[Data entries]
■ ■ ■

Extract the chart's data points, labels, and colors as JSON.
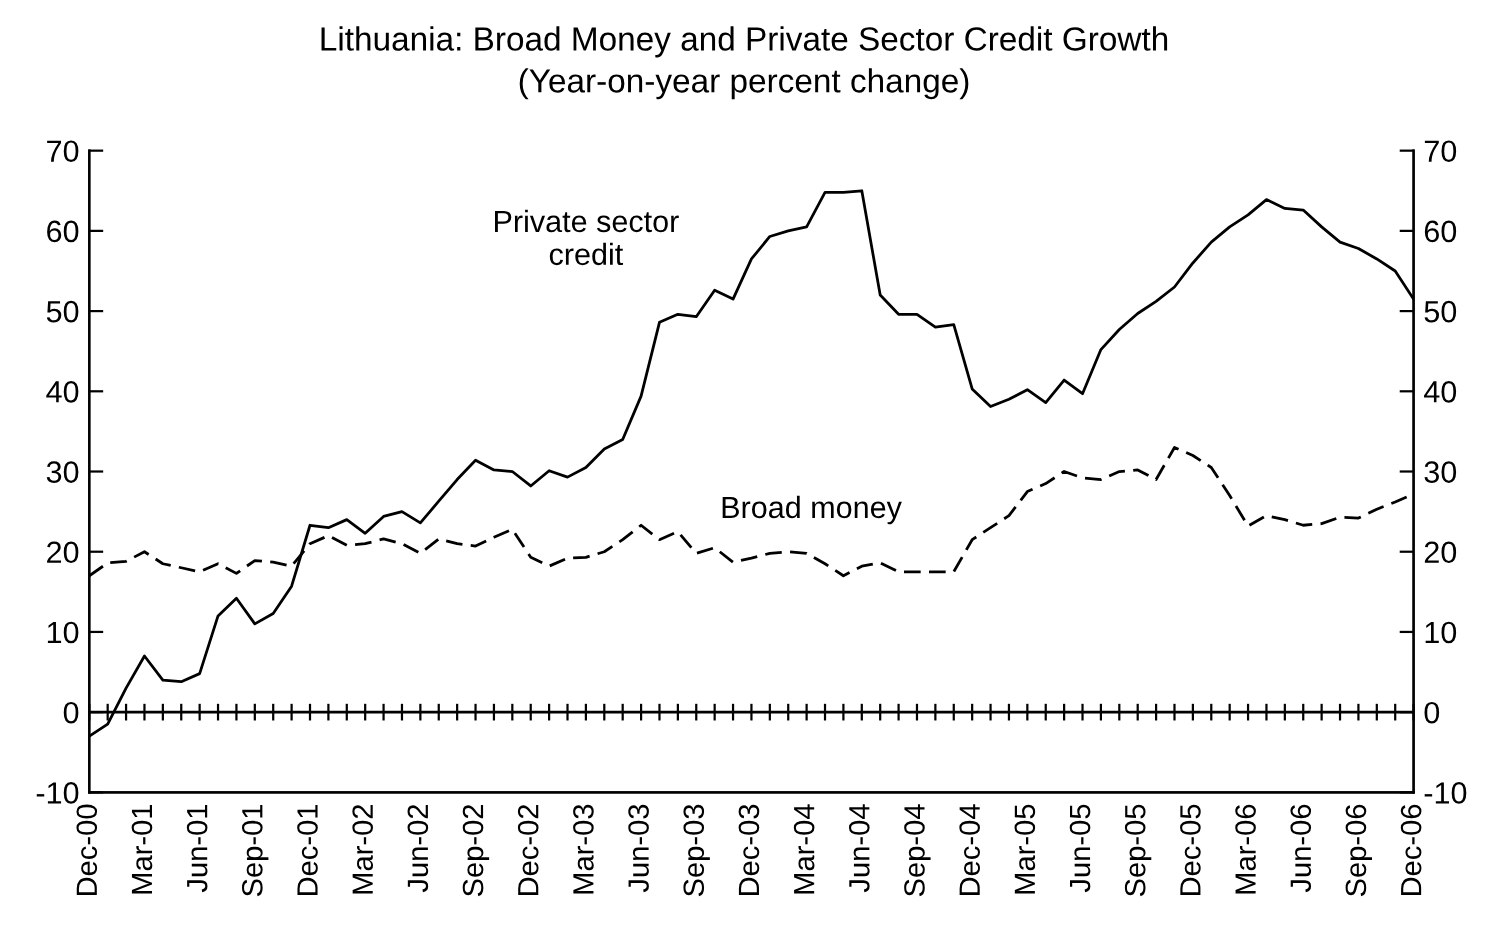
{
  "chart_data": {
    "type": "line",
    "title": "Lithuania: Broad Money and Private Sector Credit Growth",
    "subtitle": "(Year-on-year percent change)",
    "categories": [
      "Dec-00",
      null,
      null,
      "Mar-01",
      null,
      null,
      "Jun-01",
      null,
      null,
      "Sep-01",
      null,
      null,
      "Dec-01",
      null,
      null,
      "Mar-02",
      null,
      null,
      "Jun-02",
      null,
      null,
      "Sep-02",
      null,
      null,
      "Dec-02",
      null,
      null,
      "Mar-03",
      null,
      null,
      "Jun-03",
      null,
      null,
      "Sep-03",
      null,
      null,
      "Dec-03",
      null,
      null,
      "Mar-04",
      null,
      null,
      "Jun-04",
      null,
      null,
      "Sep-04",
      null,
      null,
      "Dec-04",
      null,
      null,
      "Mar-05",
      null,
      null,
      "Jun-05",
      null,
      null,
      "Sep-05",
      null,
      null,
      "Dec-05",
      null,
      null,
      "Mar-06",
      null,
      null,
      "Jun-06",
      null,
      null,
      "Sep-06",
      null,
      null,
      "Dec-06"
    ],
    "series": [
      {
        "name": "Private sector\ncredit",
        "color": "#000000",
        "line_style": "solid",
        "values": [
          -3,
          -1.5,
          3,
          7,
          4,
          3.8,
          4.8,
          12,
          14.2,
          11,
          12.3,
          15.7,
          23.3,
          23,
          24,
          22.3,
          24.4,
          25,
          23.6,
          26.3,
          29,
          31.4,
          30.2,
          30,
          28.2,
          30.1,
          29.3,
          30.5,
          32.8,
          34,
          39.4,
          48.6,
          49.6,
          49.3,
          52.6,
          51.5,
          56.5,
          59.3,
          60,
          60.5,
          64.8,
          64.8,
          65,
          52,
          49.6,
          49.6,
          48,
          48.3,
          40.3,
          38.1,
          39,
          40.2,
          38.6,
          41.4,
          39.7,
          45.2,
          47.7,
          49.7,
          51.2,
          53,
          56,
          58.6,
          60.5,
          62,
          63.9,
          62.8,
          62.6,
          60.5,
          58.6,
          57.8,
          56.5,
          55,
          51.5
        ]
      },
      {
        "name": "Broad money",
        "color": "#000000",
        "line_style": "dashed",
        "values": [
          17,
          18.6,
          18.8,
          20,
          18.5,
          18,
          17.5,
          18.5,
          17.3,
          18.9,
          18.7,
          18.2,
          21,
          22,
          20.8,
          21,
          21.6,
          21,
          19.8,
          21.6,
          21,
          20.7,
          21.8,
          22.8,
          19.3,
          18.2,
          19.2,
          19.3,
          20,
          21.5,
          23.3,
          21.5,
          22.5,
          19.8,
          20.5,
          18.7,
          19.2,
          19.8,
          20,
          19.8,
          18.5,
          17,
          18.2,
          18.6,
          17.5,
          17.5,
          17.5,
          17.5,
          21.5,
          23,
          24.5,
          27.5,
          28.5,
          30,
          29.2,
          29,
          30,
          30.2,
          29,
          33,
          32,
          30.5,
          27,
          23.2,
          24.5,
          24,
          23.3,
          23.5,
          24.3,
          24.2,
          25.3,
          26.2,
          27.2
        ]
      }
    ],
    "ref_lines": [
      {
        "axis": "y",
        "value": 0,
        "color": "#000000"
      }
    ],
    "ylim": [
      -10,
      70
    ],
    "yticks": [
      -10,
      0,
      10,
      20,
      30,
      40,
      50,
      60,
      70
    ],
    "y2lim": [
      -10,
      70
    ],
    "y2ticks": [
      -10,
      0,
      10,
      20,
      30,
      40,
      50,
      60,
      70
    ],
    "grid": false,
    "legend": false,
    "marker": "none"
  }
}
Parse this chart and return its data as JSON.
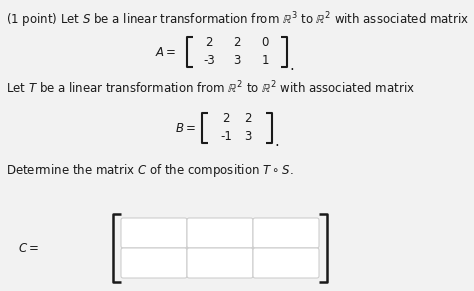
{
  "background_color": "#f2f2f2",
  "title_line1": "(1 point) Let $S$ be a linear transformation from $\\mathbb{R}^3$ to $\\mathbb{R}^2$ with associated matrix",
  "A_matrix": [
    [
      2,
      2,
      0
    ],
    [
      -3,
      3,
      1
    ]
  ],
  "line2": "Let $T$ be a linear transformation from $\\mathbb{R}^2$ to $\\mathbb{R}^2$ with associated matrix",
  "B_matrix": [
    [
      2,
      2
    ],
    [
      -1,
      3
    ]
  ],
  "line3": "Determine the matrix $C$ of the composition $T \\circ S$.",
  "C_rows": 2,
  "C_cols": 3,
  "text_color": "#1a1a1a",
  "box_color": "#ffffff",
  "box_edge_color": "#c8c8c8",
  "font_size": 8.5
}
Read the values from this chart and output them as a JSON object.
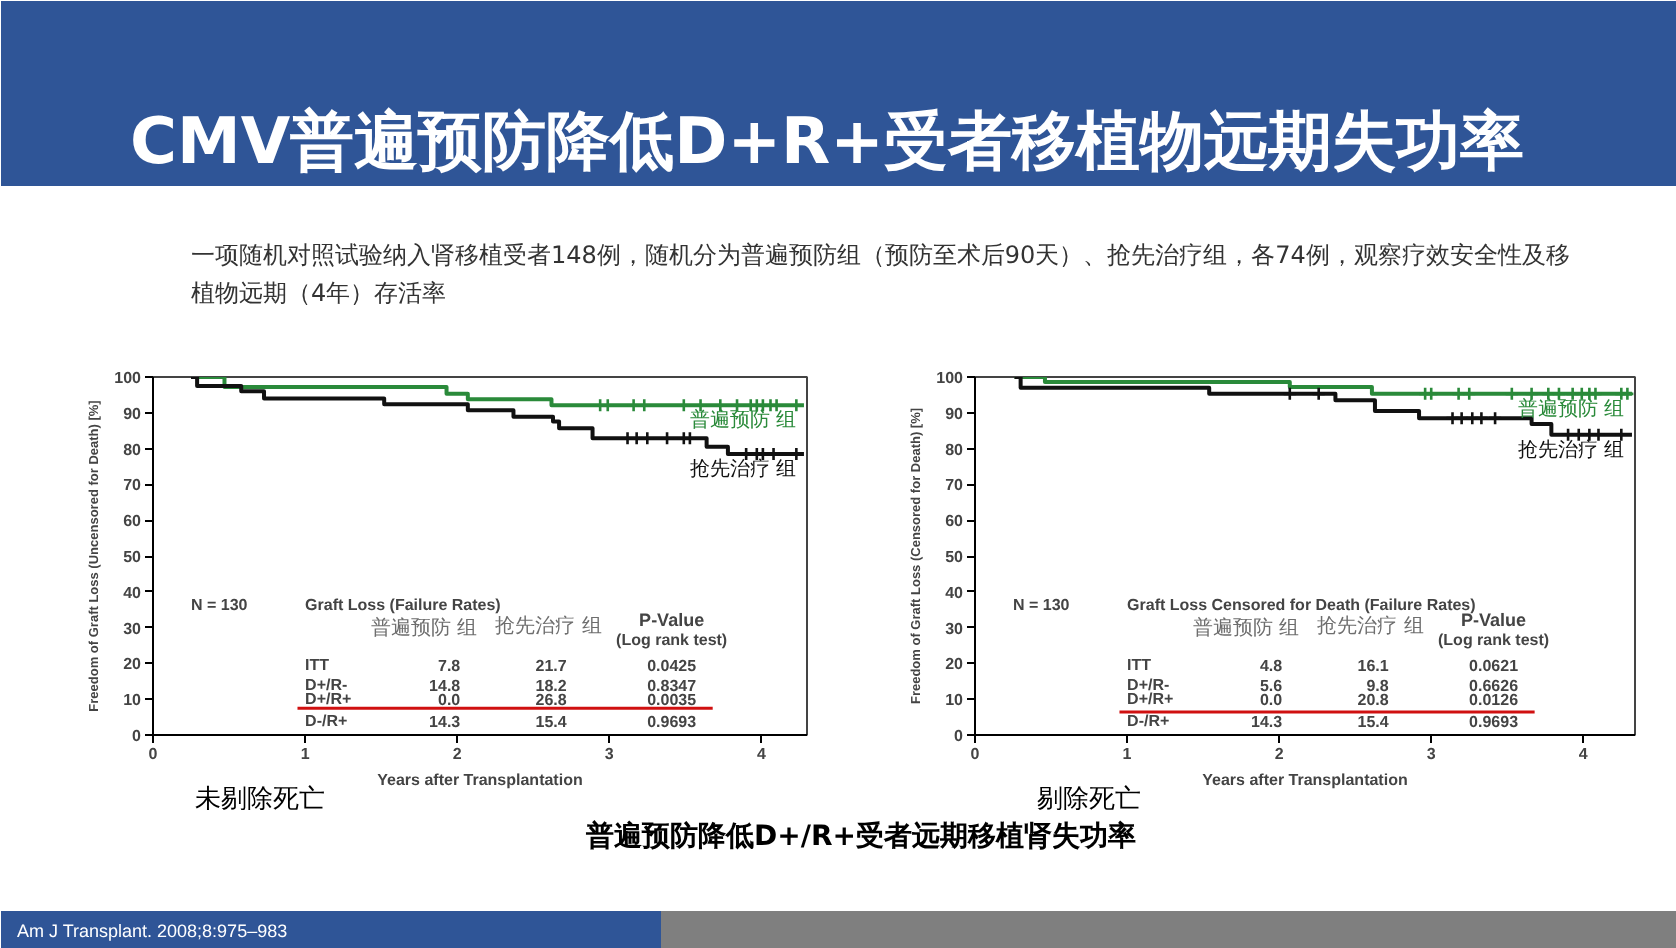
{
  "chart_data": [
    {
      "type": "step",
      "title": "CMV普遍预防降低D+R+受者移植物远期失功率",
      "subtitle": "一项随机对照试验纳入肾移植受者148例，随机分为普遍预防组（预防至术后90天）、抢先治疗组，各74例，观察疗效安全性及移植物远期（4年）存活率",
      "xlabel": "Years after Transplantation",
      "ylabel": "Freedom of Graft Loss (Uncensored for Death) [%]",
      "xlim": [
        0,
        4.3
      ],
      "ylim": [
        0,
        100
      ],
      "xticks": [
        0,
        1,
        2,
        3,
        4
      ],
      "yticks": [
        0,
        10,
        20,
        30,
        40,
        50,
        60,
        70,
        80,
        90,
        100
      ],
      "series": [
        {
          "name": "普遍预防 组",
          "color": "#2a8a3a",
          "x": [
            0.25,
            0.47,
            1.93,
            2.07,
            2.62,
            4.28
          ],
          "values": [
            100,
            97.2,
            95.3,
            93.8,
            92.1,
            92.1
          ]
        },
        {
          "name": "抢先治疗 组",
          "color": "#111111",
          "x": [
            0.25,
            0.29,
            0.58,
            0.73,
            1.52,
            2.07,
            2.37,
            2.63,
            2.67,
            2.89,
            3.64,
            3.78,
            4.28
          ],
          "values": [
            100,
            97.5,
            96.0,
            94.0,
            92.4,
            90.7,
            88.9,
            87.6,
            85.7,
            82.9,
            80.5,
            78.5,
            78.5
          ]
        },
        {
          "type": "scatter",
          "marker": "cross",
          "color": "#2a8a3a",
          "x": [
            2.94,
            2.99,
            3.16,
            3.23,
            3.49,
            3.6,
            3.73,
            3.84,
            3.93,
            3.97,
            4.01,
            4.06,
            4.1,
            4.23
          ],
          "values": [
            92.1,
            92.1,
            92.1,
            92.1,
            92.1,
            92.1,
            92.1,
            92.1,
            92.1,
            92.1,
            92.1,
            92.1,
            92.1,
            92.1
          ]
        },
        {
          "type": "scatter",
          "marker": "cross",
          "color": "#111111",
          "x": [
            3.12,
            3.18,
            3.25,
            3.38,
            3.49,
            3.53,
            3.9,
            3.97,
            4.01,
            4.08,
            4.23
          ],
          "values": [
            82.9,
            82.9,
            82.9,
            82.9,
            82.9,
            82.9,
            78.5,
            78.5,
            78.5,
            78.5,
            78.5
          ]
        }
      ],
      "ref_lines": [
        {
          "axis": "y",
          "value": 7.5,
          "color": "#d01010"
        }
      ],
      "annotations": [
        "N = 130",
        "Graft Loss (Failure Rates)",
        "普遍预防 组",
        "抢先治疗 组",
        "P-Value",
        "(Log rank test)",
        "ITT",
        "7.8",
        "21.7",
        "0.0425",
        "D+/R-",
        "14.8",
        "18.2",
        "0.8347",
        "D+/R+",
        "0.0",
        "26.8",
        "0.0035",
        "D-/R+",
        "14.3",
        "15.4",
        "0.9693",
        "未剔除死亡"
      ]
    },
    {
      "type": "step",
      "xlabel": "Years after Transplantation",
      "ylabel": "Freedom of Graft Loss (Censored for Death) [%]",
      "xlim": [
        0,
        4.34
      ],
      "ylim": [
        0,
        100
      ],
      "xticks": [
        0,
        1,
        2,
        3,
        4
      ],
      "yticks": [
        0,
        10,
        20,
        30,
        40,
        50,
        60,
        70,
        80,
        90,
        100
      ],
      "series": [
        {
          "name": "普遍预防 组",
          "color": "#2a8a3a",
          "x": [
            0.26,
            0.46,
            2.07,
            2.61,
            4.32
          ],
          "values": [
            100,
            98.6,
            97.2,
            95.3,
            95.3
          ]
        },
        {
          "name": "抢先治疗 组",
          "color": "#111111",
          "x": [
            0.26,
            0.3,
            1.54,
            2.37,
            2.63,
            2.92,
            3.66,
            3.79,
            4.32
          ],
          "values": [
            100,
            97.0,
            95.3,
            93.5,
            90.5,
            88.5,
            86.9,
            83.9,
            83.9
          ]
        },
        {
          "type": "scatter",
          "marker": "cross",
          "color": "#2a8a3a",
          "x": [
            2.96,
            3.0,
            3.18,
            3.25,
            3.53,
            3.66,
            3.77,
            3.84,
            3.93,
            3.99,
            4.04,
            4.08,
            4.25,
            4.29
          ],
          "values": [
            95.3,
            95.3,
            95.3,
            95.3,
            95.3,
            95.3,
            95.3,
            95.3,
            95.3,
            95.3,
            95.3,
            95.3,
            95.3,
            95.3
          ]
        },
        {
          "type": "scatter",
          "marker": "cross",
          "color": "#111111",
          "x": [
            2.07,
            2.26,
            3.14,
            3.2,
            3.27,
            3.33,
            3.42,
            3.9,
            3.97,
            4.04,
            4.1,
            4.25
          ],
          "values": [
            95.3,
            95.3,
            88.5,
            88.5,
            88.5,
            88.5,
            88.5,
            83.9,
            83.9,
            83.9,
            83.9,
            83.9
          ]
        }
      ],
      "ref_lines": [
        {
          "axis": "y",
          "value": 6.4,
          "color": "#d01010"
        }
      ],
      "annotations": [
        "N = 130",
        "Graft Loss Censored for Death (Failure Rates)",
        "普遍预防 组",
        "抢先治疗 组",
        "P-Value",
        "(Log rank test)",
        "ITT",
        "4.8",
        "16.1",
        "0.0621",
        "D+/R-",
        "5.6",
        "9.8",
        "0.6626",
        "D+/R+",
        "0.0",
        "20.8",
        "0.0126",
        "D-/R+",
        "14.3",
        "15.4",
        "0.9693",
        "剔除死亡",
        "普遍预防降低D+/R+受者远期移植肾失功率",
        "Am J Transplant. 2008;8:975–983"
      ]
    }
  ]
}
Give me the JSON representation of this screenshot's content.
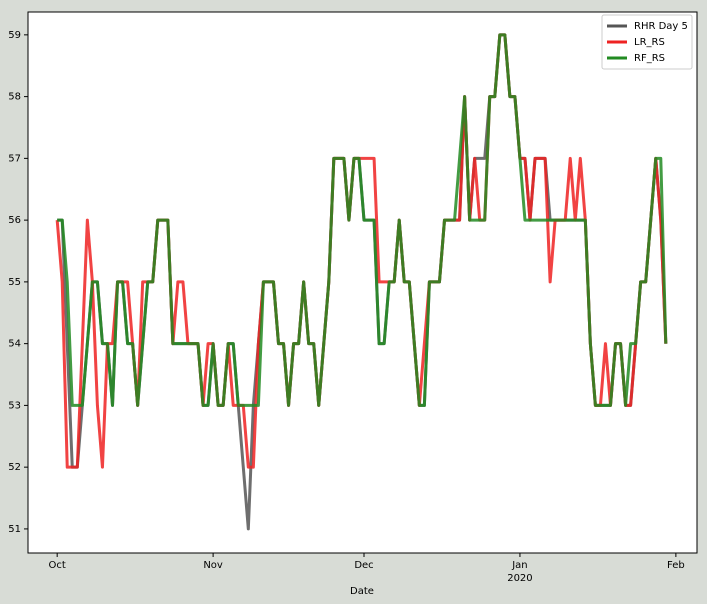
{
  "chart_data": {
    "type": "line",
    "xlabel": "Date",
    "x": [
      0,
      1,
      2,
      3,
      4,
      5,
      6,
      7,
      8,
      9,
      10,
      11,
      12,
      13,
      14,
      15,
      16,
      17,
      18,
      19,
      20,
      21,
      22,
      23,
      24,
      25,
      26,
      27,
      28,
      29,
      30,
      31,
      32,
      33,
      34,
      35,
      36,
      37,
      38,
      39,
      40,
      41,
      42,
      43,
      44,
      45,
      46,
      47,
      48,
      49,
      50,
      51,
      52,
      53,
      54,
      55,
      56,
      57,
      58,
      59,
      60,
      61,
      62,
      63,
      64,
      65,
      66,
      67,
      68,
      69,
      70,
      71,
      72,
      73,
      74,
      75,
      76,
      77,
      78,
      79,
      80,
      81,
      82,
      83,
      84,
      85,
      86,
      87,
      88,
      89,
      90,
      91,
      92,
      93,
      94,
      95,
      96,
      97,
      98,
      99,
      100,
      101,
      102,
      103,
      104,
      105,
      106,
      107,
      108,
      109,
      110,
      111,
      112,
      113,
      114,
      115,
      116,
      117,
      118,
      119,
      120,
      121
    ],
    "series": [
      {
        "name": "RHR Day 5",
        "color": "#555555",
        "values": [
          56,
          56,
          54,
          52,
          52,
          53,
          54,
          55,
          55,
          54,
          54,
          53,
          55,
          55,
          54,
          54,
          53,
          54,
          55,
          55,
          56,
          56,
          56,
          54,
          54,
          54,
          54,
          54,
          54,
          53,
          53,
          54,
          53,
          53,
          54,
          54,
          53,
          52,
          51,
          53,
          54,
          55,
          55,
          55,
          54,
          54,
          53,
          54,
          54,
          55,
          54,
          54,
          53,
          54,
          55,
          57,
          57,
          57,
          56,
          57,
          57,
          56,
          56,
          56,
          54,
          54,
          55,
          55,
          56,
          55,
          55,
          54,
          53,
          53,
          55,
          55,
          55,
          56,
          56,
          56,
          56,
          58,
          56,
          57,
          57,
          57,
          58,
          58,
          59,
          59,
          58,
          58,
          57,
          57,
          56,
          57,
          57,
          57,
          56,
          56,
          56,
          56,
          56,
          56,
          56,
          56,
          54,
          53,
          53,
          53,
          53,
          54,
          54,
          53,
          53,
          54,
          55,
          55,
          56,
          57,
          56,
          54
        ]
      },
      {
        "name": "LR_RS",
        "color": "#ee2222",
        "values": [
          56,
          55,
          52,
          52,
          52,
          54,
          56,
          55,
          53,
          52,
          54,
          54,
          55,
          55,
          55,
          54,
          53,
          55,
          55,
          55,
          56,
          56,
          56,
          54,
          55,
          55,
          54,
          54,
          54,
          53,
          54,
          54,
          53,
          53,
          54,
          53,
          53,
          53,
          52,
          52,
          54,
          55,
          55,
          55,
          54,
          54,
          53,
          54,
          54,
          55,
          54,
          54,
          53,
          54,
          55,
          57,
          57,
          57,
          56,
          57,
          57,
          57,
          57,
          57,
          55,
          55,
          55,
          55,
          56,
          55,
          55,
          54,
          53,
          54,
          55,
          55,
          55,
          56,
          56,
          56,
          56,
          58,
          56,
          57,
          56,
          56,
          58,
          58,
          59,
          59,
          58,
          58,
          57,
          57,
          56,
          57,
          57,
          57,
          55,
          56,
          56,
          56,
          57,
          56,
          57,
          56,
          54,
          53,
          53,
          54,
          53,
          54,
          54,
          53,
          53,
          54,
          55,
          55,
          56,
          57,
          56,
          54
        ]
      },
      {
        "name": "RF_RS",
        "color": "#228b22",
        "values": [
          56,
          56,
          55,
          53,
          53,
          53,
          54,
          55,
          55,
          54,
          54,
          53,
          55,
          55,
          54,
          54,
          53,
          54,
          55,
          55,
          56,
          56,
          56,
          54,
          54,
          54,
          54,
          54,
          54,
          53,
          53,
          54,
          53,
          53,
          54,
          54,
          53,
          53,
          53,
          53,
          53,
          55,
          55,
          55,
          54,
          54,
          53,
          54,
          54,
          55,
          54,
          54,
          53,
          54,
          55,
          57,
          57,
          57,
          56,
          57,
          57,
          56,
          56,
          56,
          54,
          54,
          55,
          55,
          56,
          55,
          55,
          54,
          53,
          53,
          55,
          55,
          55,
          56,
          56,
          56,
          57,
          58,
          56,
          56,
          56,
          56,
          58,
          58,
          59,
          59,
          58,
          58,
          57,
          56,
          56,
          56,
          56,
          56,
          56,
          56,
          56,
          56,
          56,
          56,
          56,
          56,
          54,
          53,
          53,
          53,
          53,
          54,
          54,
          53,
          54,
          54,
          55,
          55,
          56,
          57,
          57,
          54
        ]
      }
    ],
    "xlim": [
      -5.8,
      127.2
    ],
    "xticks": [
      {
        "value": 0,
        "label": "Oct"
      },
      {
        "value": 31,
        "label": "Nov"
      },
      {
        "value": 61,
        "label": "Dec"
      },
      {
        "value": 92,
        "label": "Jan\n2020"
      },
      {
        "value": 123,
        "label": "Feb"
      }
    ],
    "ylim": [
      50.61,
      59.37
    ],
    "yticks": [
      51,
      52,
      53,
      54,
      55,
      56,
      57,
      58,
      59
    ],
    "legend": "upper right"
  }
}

■ ■ ■

§ WHAT THE TASK ASKS: Only lines with the word "ylabel" should be collected from the material.

§ RESULT OF THE TASK:
      "ylabel": "Freedom of Graft Loss (Uncensored for Death) [%]",
      "ylabel": "Freedom of Graft Loss (Censored for Death) [%]",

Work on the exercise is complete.